[Dataset listings of figures]
begin
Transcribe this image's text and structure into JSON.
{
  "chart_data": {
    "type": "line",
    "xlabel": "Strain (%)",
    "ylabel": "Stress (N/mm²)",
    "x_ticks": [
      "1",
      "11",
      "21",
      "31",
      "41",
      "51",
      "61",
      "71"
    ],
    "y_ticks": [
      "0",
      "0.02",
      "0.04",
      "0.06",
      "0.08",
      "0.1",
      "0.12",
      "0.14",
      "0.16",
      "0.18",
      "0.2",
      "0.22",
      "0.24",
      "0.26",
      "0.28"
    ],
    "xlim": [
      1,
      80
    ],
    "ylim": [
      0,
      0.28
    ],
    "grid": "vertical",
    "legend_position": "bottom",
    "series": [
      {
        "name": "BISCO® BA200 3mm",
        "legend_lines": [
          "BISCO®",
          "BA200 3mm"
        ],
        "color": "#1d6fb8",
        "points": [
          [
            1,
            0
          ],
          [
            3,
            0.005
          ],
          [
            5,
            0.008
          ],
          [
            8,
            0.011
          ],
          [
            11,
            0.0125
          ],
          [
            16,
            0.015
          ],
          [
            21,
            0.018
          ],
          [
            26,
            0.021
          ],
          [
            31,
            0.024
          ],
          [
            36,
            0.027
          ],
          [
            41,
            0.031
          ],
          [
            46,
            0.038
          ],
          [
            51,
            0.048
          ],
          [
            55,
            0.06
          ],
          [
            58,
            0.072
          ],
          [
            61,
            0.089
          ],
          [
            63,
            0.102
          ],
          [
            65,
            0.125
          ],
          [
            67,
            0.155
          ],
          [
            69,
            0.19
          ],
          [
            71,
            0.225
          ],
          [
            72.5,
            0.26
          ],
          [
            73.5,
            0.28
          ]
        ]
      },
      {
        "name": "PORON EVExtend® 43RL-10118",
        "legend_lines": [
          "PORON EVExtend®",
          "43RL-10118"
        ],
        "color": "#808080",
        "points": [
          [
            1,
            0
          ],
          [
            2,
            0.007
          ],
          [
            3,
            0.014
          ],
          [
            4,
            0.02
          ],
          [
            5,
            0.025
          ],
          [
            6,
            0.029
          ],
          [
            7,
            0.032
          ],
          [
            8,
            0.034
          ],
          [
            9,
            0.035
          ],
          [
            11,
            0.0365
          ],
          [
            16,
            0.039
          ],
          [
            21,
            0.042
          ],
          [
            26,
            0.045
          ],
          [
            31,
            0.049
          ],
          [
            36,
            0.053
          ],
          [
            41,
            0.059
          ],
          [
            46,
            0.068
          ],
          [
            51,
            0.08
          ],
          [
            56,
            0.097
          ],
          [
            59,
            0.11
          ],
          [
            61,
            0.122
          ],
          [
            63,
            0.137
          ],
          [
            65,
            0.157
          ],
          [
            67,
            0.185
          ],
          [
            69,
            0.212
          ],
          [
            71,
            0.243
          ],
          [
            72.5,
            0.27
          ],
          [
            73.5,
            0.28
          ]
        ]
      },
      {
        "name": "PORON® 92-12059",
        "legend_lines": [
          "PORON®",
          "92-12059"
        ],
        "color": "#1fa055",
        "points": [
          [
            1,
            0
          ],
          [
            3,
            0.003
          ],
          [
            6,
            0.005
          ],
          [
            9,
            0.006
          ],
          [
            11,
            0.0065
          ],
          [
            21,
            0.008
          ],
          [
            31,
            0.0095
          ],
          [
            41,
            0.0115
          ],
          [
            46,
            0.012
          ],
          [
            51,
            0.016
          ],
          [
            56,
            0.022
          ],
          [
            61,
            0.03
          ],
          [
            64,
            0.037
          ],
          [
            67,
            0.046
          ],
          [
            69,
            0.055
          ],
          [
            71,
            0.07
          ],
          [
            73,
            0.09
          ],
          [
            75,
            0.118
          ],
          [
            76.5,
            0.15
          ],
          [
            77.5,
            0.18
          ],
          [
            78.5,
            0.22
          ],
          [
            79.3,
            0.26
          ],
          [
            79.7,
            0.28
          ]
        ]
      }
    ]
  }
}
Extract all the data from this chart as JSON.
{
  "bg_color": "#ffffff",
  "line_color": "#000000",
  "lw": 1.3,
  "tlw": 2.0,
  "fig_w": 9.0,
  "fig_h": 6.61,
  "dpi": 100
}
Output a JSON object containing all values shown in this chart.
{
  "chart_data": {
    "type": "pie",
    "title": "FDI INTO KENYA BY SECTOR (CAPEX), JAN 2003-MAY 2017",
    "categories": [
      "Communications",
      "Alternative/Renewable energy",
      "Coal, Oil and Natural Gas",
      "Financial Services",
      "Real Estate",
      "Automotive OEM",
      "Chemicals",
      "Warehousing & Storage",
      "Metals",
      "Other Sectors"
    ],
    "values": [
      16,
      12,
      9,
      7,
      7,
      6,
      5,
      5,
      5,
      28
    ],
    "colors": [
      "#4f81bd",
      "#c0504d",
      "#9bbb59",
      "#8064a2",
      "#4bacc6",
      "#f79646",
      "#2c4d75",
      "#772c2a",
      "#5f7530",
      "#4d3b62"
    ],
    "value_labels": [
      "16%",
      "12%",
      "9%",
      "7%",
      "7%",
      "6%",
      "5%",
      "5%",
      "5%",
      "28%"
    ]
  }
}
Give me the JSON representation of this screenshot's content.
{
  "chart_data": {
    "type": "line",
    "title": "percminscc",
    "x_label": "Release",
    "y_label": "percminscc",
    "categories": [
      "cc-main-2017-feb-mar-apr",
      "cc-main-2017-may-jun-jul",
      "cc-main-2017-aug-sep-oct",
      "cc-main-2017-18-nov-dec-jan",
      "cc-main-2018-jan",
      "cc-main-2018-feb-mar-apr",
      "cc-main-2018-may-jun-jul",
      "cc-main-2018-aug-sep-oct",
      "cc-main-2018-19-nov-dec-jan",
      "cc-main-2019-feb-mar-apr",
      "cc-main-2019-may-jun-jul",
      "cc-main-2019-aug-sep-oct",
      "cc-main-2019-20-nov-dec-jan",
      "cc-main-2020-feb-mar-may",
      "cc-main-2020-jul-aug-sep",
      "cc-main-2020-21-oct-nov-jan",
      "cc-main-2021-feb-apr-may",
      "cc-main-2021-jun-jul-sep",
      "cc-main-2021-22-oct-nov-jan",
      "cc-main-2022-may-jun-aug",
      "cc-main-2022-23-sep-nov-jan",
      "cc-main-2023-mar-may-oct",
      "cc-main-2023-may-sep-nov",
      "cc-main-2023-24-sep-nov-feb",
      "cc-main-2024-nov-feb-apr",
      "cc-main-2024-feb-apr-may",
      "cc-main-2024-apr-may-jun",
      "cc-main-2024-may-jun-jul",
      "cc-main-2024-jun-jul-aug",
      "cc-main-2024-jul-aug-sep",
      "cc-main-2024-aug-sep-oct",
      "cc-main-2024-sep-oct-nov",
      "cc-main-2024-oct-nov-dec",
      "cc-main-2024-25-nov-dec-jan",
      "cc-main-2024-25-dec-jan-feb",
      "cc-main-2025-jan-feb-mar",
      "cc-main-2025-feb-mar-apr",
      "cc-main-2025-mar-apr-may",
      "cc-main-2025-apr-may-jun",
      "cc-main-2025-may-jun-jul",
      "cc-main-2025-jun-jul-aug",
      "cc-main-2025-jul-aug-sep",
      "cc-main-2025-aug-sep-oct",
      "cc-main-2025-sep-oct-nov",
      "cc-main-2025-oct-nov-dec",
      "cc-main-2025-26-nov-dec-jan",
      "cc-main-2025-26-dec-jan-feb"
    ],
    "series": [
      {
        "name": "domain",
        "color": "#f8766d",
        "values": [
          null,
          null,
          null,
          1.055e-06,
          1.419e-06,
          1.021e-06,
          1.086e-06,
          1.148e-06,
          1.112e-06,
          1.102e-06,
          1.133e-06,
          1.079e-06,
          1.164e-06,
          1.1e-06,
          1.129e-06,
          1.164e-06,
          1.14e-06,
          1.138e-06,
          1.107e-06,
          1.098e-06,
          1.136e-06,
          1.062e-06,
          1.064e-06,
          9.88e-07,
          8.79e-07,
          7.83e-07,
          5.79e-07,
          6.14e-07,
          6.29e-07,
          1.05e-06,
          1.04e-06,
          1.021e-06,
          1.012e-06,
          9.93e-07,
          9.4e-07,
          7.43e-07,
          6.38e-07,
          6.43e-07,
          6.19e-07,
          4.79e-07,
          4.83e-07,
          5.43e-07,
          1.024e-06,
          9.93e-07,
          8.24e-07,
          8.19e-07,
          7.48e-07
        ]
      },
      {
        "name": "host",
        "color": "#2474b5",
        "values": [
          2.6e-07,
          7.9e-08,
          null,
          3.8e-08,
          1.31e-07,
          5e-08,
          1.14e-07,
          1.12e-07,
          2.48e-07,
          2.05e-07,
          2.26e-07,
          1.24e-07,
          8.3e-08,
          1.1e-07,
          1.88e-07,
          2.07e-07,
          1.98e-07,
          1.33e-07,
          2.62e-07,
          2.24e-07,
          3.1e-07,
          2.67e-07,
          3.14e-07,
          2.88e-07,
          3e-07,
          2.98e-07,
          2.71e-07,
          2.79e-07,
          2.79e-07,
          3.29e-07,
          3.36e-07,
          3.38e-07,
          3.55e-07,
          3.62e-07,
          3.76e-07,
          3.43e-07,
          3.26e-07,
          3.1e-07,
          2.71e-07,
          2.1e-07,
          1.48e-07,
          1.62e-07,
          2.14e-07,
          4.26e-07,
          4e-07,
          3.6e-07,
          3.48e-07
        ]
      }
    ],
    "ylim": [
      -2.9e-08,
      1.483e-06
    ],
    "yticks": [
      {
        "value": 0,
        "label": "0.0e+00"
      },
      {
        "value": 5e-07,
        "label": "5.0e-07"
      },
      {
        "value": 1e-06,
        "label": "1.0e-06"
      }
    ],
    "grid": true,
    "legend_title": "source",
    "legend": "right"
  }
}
end
Show the lines of the data that hold the word "values".

Output a JSON object containing all values shown in this chart.
    "values": [
        "values": [
        "values": [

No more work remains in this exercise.